[Stored data]

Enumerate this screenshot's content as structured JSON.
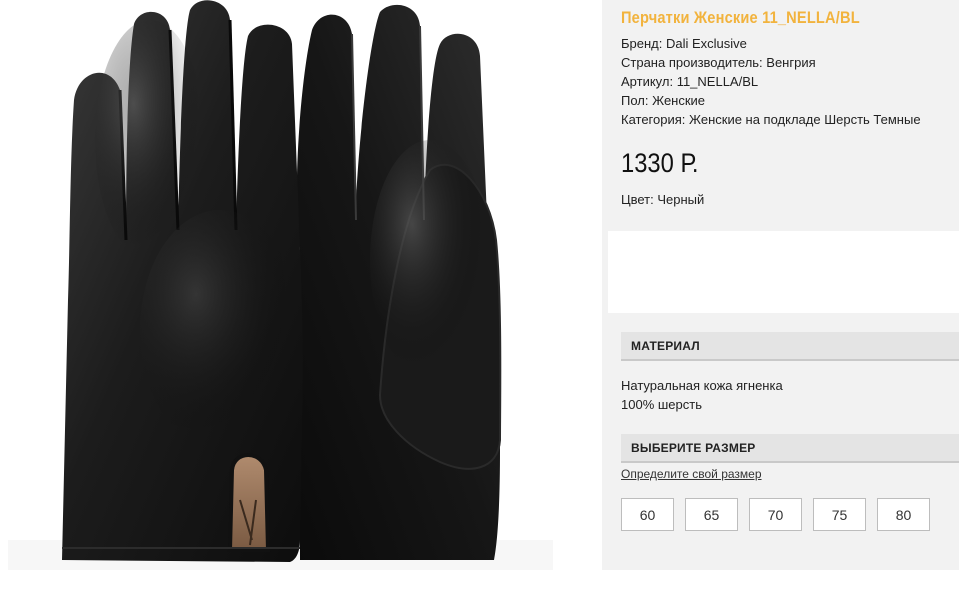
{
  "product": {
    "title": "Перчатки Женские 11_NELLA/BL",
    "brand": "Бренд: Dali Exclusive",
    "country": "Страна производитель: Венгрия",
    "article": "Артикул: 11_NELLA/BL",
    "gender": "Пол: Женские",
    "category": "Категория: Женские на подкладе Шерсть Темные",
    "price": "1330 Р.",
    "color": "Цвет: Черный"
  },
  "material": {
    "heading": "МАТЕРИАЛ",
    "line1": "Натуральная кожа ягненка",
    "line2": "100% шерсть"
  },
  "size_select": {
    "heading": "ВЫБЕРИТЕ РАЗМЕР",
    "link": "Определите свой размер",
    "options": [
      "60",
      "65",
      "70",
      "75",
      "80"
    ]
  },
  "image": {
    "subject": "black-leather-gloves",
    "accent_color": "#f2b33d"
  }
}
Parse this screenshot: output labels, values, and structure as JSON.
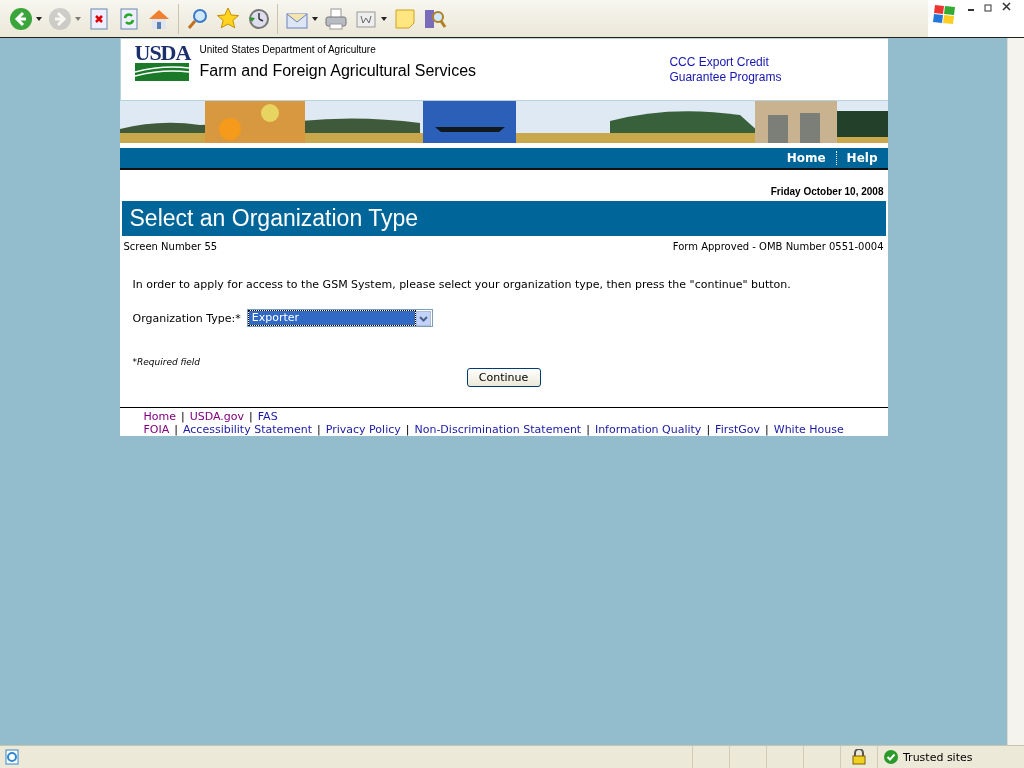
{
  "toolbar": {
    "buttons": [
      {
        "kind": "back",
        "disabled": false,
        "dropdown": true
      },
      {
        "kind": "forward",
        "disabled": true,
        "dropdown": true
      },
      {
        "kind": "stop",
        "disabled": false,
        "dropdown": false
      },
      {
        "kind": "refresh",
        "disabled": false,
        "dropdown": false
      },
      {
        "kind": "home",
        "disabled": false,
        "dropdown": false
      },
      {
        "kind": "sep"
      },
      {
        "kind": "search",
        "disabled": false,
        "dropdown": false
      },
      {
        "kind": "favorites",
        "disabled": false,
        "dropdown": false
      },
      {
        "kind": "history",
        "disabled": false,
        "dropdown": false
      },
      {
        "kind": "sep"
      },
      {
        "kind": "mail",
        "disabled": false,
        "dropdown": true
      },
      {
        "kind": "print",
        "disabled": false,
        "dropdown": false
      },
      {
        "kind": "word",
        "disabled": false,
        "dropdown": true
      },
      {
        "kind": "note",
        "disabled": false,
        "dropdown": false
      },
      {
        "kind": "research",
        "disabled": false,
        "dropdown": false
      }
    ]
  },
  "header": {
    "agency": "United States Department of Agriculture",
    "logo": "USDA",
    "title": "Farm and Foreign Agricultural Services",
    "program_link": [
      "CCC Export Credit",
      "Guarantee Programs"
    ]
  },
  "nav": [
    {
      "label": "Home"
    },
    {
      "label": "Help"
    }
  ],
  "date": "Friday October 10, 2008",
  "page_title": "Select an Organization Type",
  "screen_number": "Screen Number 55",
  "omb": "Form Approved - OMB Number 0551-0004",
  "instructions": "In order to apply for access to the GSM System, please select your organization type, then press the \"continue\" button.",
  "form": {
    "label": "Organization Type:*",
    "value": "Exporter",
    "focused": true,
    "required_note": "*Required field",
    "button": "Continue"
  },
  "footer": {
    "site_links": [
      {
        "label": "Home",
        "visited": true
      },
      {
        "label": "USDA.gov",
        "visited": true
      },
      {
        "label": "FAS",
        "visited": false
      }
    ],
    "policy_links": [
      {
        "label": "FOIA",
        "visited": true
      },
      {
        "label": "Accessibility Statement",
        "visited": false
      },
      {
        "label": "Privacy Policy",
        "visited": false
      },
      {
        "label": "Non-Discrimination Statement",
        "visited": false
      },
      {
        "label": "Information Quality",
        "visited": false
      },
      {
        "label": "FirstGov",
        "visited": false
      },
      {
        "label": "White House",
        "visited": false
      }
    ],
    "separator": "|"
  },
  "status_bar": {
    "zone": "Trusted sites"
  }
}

Exercise task.
Reply with nothing but the number of lines in the data above that contain "this".

Answer in full.
2